Aim:
Copy out each line that includes the word "force".

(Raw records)
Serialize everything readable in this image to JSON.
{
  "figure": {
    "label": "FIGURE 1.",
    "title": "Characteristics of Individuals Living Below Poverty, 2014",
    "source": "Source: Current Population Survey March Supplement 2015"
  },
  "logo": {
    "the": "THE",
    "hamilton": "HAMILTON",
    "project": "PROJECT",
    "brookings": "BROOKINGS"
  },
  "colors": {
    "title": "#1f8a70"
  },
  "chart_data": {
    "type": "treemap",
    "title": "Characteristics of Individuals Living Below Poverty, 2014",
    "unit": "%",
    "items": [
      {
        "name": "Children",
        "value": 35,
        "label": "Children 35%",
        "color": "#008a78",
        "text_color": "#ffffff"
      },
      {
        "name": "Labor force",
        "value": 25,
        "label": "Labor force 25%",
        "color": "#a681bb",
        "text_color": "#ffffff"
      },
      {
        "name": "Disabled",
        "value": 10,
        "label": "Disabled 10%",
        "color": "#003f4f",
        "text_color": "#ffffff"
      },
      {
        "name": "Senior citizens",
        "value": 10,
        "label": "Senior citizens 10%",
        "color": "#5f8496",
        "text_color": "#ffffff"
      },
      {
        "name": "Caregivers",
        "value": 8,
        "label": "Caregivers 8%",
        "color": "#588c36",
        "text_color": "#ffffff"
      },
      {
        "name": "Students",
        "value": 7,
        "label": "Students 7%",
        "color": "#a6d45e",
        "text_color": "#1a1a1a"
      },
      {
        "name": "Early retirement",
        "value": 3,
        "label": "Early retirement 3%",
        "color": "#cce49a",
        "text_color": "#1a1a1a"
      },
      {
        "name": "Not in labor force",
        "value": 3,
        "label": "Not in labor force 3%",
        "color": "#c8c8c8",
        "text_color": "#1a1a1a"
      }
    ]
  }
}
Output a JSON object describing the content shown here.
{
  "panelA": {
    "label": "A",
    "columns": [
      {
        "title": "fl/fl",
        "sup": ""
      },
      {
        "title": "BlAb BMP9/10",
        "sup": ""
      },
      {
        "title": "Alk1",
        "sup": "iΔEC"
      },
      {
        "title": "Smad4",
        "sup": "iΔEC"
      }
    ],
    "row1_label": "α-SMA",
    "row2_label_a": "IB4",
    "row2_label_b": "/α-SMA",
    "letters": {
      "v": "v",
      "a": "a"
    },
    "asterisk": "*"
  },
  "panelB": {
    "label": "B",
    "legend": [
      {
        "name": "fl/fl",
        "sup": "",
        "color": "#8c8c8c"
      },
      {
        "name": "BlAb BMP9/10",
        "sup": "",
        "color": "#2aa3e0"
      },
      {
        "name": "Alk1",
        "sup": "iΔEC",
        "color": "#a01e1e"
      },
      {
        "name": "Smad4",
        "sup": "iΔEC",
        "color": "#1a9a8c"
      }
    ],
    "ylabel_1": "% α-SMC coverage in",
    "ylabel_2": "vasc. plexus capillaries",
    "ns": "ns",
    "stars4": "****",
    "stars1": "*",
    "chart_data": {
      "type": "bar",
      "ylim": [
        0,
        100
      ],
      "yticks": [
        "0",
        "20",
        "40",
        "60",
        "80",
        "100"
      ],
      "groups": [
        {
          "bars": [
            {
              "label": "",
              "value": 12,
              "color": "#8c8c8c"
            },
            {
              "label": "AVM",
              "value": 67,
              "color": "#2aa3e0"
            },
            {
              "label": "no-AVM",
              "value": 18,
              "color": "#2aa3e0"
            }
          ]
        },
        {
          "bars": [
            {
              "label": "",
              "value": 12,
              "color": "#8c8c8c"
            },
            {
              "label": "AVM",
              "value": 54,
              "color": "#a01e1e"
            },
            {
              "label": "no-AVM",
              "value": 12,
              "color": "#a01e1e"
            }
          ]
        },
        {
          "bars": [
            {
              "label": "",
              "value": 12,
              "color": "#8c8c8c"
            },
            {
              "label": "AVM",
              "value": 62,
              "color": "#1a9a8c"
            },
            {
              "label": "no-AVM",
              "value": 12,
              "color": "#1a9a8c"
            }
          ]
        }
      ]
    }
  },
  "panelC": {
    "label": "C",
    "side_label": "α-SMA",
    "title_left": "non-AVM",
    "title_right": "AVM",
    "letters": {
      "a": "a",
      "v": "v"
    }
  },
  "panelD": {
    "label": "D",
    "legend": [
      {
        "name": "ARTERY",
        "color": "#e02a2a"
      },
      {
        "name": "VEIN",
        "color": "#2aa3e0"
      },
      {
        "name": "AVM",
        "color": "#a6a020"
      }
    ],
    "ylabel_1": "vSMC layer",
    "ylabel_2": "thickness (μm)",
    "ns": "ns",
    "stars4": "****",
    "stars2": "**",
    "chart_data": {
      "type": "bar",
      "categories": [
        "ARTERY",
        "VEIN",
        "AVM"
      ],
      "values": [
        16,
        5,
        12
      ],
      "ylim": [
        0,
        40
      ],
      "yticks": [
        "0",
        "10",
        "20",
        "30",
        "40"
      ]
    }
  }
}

Written solution:
        "name": "Labor force",
        "label": "Labor force 25%",
        "name": "Not in labor force",
        "label": "Not in labor force 3%",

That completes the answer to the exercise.